#### [Exercise aim]
Copy each line exactly. Leave nothing out.

#### [Listed records]
<<<<

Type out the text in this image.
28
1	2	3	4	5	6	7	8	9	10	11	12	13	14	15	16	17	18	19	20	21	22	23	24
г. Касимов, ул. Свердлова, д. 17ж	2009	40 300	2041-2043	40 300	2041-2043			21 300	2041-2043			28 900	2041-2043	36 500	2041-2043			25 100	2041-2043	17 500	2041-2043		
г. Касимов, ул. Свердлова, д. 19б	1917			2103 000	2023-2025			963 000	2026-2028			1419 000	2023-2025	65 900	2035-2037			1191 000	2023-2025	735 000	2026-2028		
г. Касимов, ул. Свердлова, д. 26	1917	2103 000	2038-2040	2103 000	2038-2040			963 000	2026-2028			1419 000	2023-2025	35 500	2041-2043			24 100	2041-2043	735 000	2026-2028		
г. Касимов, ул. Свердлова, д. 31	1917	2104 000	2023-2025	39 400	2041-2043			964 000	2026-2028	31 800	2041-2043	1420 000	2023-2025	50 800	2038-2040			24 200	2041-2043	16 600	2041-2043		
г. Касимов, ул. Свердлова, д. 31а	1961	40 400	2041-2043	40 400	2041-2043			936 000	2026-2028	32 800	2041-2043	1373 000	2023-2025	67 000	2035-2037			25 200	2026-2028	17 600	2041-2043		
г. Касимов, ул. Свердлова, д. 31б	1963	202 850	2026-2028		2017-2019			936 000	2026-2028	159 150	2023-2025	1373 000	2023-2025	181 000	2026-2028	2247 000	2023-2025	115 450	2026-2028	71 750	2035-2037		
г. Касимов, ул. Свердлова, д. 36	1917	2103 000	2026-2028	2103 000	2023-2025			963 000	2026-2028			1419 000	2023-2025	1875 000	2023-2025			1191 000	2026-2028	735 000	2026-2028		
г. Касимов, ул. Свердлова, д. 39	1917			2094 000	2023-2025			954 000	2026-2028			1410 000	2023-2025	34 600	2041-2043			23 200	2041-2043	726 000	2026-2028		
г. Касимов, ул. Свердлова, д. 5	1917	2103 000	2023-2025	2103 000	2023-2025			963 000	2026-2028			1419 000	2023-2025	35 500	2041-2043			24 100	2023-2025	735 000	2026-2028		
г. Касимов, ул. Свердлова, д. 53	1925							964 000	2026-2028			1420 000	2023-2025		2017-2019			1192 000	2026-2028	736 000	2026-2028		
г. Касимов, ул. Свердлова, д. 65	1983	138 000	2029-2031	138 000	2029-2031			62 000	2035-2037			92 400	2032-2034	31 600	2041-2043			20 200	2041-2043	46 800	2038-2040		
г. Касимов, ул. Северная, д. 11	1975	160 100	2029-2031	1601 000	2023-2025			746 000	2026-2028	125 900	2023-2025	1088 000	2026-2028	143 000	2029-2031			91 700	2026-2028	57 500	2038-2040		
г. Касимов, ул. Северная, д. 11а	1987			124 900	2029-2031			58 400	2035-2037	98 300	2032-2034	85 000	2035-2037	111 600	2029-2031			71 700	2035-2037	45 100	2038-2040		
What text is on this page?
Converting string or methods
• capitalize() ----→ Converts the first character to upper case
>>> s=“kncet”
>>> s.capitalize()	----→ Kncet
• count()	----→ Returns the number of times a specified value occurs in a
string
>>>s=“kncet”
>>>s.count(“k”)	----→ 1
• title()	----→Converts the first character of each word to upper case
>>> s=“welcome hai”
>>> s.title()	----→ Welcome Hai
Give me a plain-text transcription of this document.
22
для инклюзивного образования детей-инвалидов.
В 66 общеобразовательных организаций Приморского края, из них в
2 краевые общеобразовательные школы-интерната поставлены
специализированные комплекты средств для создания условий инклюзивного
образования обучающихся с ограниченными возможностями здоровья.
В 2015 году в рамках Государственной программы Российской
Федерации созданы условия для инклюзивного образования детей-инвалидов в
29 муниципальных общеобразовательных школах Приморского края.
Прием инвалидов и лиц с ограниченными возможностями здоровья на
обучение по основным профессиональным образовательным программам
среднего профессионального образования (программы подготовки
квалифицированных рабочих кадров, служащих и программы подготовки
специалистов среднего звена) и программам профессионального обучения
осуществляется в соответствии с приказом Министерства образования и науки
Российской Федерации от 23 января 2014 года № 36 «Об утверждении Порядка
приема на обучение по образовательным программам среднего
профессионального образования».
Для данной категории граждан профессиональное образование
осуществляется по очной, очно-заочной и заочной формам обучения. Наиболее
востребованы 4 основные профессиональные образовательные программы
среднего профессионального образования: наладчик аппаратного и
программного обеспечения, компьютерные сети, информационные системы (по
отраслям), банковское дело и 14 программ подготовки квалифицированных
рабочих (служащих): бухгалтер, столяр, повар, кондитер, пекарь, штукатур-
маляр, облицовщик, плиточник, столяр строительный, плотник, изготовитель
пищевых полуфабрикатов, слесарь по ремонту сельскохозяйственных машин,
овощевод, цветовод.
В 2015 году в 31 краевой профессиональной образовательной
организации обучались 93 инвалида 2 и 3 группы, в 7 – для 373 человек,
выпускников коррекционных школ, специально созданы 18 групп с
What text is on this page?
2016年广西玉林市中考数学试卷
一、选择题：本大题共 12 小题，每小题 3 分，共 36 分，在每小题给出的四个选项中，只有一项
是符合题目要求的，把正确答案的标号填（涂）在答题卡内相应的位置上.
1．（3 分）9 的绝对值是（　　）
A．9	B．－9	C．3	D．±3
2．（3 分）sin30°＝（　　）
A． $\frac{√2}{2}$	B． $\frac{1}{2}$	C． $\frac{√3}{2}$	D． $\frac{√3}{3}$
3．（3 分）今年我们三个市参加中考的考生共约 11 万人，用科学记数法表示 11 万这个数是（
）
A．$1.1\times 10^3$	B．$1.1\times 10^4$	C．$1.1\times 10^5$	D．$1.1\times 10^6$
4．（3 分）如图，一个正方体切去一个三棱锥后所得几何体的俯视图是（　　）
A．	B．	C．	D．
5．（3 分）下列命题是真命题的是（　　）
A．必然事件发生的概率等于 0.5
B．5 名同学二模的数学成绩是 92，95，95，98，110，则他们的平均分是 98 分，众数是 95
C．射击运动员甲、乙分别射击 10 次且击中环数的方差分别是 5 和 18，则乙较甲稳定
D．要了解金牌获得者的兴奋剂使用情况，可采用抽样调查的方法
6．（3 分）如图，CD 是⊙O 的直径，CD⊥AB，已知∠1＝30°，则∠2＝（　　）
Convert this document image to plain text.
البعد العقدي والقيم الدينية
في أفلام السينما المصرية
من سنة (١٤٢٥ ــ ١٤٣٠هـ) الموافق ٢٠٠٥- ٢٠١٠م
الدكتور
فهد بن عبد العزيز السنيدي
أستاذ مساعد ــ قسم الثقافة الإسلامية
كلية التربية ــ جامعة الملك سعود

>>>>

#### [Answer for this exercise]
Type out the text in this image.
28
1	2	3	4	5	6	7	8	9	10	11	12	13	14	15	16	17	18	19	20	21	22	23	24
г. Касимов, ул. Свердлова, д. 17ж	2009	40 300	2041-2043	40 300	2041-2043			21 300	2041-2043			28 900	2041-2043	36 500	2041-2043			25 100	2041-2043	17 500	2041-2043		
г. Касимов, ул. Свердлова, д. 19б	1917			2103 000	2023-2025			963 000	2026-2028			1419 000	2023-2025	65 900	2035-2037			1191 000	2023-2025	735 000	2026-2028		
г. Касимов, ул. Свердлова, д. 26	1917	2103 000	2038-2040	2103 000	2038-2040			963 000	2026-2028			1419 000	2023-2025	35 500	2041-2043			24 100	2041-2043	735 000	2026-2028		
г. Касимов, ул. Свердлова, д. 31	1917	2104 000	2023-2025	39 400	2041-2043			964 000	2026-2028	31 800	2041-2043	1420 000	2023-2025	50 800	2038-2040			24 200	2041-2043	16 600	2041-2043		
г. Касимов, ул. Свердлова, д. 31а	1961	40 400	2041-2043	40 400	2041-2043			936 000	2026-2028	32 800	2041-2043	1373 000	2023-2025	67 000	2035-2037			25 200	2026-2028	17 600	2041-2043		
г. Касимов, ул. Свердлова, д. 31б	1963	202 850	2026-2028		2017-2019			936 000	2026-2028	159 150	2023-2025	1373 000	2023-2025	181 000	2026-2028	2247 000	2023-2025	115 450	2026-2028	71 750	2035-2037		
г. Касимов, ул. Свердлова, д. 36	1917	2103 000	2026-2028	2103 000	2023-2025			963 000	2026-2028			1419 000	2023-2025	1875 000	2023-2025			1191 000	2026-2028	735 000	2026-2028		
г. Касимов, ул. Свердлова, д. 39	1917			2094 000	2023-2025			954 000	2026-2028			1410 000	2023-2025	34 600	2041-2043			23 200	2041-2043	726 000	2026-2028		
г. Касимов, ул. Свердлова, д. 5	1917	2103 000	2023-2025	2103 000	2023-2025			963 000	2026-2028			1419 000	2023-2025	35 500	2041-2043			24 100	2023-2025	735 000	2026-2028		
г. Касимов, ул. Свердлова, д. 53	1925							964 000	2026-2028			1420 000	2023-2025		2017-2019			1192 000	2026-2028	736 000	2026-2028		
г. Касимов, ул. Свердлова, д. 65	1983	138 000	2029-2031	138 000	2029-2031			62 000	2035-2037			92 400	2032-2034	31 600	2041-2043			20 200	2041-2043	46 800	2038-2040		
г. Касимов, ул. Северная, д. 11	1975	160 100	2029-2031	1601 000	2023-2025			746 000	2026-2028	125 900	2023-2025	1088 000	2026-2028	143 000	2029-2031			91 700	2026-2028	57 500	2038-2040		
г. Касимов, ул. Северная, д. 11а	1987			124 900	2029-2031			58 400	2035-2037	98 300	2032-2034	85 000	2035-2037	111 600	2029-2031			71 700	2035-2037	45 100	2038-2040		
What text is on this page?
Converting string or methods
• capitalize() ----→ Converts the first character to upper case
>>> s=“kncet”
>>> s.capitalize()	----→ Kncet
• count()	----→ Returns the number of times a specified value occurs in a
string
>>>s=“kncet”
>>>s.count(“k”)	----→ 1
• title()	----→Converts the first character of each word to upper case
>>> s=“welcome hai”
>>> s.title()	----→ Welcome Hai
Give me a plain-text transcription of this document.
22
для инклюзивного образования детей-инвалидов.
В 66 общеобразовательных организаций Приморского края, из них в
2 краевые общеобразовательные школы-интерната поставлены
специализированные комплекты средств для создания условий инклюзивного
образования обучающихся с ограниченными возможностями здоровья.
В 2015 году в рамках Государственной программы Российской
Федерации созданы условия для инклюзивного образования детей-инвалидов в
29 муниципальных общеобразовательных школах Приморского края.
Прием инвалидов и лиц с ограниченными возможностями здоровья на
обучение по основным профессиональным образовательным программам
среднего профессионального образования (программы подготовки
квалифицированных рабочих кадров, служащих и программы подготовки
специалистов среднего звена) и программам профессионального обучения
осуществляется в соответствии с приказом Министерства образования и науки
Российской Федерации от 23 января 2014 года № 36 «Об утверждении Порядка
приема на обучение по образовательным программам среднего
профессионального образования».
Для данной категории граждан профессиональное образование
осуществляется по очной, очно-заочной и заочной формам обучения. Наиболее
востребованы 4 основные профессиональные образовательные программы
среднего профессионального образования: наладчик аппаратного и
программного обеспечения, компьютерные сети, информационные системы (по
отраслям), банковское дело и 14 программ подготовки квалифицированных
рабочих (служащих): бухгалтер, столяр, повар, кондитер, пекарь, штукатур-
маляр, облицовщик, плиточник, столяр строительный, плотник, изготовитель
пищевых полуфабрикатов, слесарь по ремонту сельскохозяйственных машин,
овощевод, цветовод.
В 2015 году в 31 краевой профессиональной образовательной
организации обучались 93 инвалида 2 и 3 группы, в 7 – для 373 человек,
выпускников коррекционных школ, специально созданы 18 групп с
What text is on this page?
2016年广西玉林市中考数学试卷
一、选择题：本大题共 12 小题，每小题 3 分，共 36 分，在每小题给出的四个选项中，只有一项
是符合题目要求的，把正确答案的标号填（涂）在答题卡内相应的位置上.
1．（3 分）9 的绝对值是（　　）
A．9	B．－9	C．3	D．±3
2．（3 分）sin30°＝（　　）
A． $\frac{√2}{2}$	B． $\frac{1}{2}$	C． $\frac{√3}{2}$	D． $\frac{√3}{3}$
3．（3 分）今年我们三个市参加中考的考生共约 11 万人，用科学记数法表示 11 万这个数是（
）
A．$1.1\times 10^3$	B．$1.1\times 10^4$	C．$1.1\times 10^5$	D．$1.1\times 10^6$
4．（3 分）如图，一个正方体切去一个三棱锥后所得几何体的俯视图是（　　）
A．	B．	C．	D．
5．（3 分）下列命题是真命题的是（　　）
A．必然事件发生的概率等于 0.5
B．5 名同学二模的数学成绩是 92，95，95，98，110，则他们的平均分是 98 分，众数是 95
C．射击运动员甲、乙分别射击 10 次且击中环数的方差分别是 5 和 18，则乙较甲稳定
D．要了解金牌获得者的兴奋剂使用情况，可采用抽样调查的方法
6．（3 分）如图，CD 是⊙O 的直径，CD⊥AB，已知∠1＝30°，则∠2＝（　　）
Convert this document image to plain text.
البعد العقدي والقيم الدينية
في أفلام السينما المصرية
من سنة (١٤٢٥ ــ ١٤٣٠هـ) الموافق ٢٠٠٥- ٢٠١٠م
الدكتور
فهد بن عبد العزيز السنيدي
أستاذ مساعد ــ قسم الثقافة الإسلامية
كلية التربية ــ جامعة الملك سعود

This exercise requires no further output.